### Data in this exercise ###

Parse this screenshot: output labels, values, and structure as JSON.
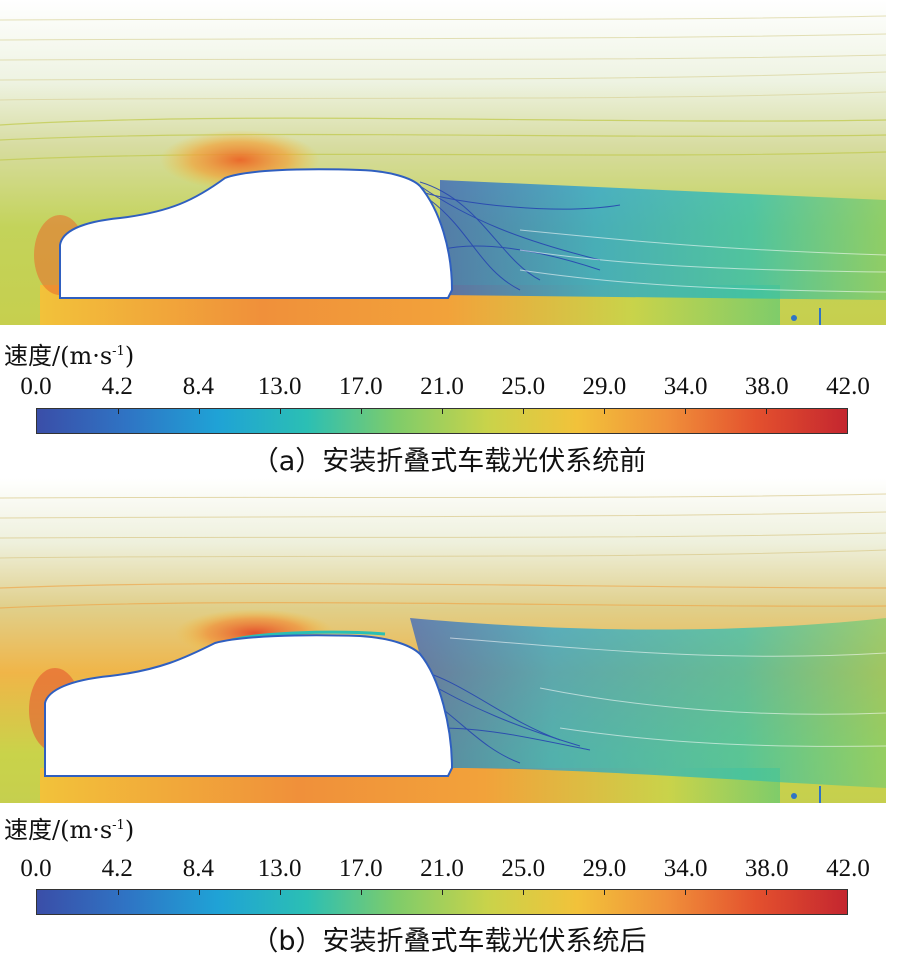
{
  "panels": [
    {
      "id": "a",
      "legend_title": "速度/(m·s",
      "legend_sup": "-1",
      "legend_close": ")",
      "ticks": [
        "0.0",
        "4.2",
        "8.4",
        "13.0",
        "17.0",
        "21.0",
        "25.0",
        "29.0",
        "34.0",
        "38.0",
        "42.0"
      ],
      "caption": "（a）安装折叠式车载光伏系统前"
    },
    {
      "id": "b",
      "legend_title": "速度/(m·s",
      "legend_sup": "-1",
      "legend_close": ")",
      "ticks": [
        "0.0",
        "4.2",
        "8.4",
        "13.0",
        "17.0",
        "21.0",
        "25.0",
        "29.0",
        "34.0",
        "38.0",
        "42.0"
      ],
      "caption": "（b）安装折叠式车载光伏系统后"
    }
  ],
  "colorbar": {
    "min": 0.0,
    "max": 42.0,
    "stops": [
      "#3a4ea8",
      "#2f74c4",
      "#1fa2d6",
      "#2bbfb4",
      "#7fcc6a",
      "#c9d34a",
      "#f2c23a",
      "#f0903a",
      "#e3502e",
      "#c4262f"
    ]
  }
}
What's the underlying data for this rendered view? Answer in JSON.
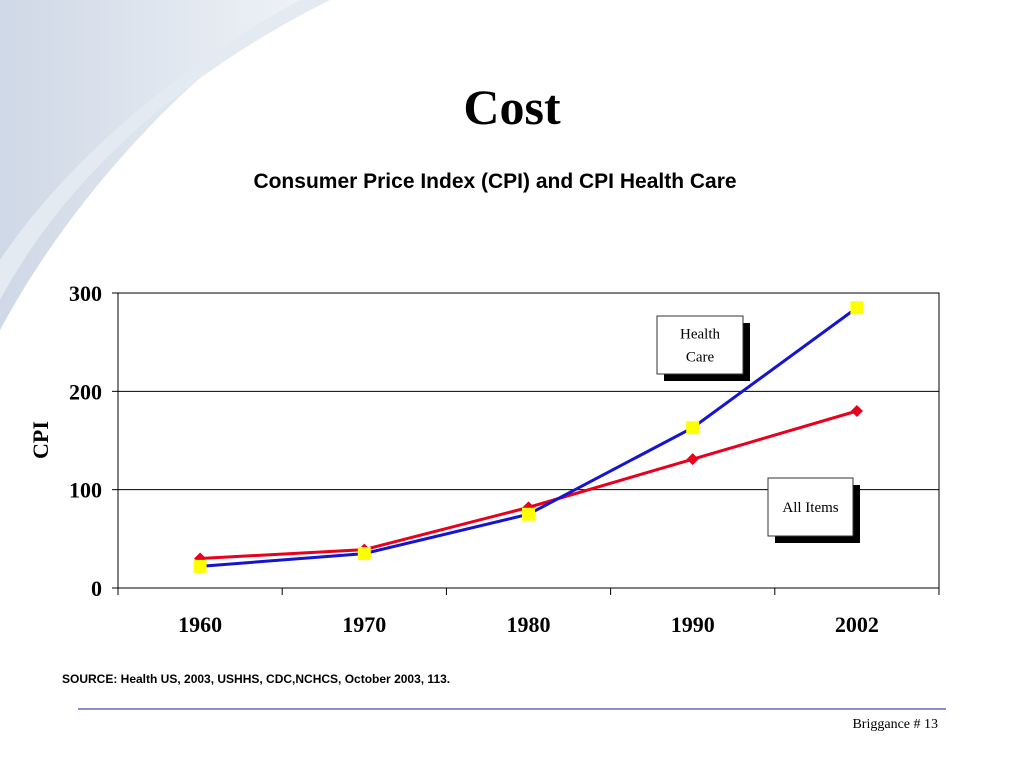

###

*Task description*. Your copy should hold every record word for word and none of the pictures.

*The reply*.
Parse this screenshot: output labels, values, and structure as JSON.
{
  "panels": [
    {
      "id": "a",
      "legend_title": "速度/(m·s",
      "legend_sup": "-1",
      "legend_close": ")",
      "ticks": [
        "0.0",
        "4.2",
        "8.4",
        "13.0",
        "17.0",
        "21.0",
        "25.0",
        "29.0",
        "34.0",
        "38.0",
        "42.0"
      ],
      "caption": "（a）安装折叠式车载光伏系统前"
    },
    {
      "id": "b",
      "legend_title": "速度/(m·s",
      "legend_sup": "-1",
      "legend_close": ")",
      "ticks": [
        "0.0",
        "4.2",
        "8.4",
        "13.0",
        "17.0",
        "21.0",
        "25.0",
        "29.0",
        "34.0",
        "38.0",
        "42.0"
      ],
      "caption": "（b）安装折叠式车载光伏系统后"
    }
  ],
  "colorbar": {
    "min": 0.0,
    "max": 42.0,
    "stops": [
      "#3a4ea8",
      "#2f74c4",
      "#1fa2d6",
      "#2bbfb4",
      "#7fcc6a",
      "#c9d34a",
      "#f2c23a",
      "#f0903a",
      "#e3502e",
      "#c4262f"
    ]
  }
}
What's the underlying data for this rendered view? Answer in JSON.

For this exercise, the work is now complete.